Go through the material and pull out every line with the string "that" in it.

§ EXERCISE INPUTS

↓

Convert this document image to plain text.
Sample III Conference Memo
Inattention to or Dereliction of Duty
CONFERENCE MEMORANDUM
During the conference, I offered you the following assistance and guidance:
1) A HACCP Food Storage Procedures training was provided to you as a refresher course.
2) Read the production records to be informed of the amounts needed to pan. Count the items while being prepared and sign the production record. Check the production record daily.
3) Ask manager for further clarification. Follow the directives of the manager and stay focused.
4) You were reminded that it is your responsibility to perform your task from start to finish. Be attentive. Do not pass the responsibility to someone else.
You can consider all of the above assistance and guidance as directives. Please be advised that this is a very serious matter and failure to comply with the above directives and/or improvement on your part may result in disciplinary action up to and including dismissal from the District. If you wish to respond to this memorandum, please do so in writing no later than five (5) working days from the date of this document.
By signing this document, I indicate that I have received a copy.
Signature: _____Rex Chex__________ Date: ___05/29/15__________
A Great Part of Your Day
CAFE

↑

§ SOLUTION FOR THIS TASK
4) You were reminded that it is your responsibility to perform your task from start to finish. Be attentive. Do not pass the responsibility to someone else.
You can consider all of the above assistance and guidance as directives. Please be advised that this is a very serious matter and failure to comply with the above directives and/or improvement on your part may result in disciplinary action up to and including dismissal from the District. If you wish to respond to this memorandum, please do so in writing no later than five (5) working days from the date of this document.
By signing this document, I indicate that I have received a copy.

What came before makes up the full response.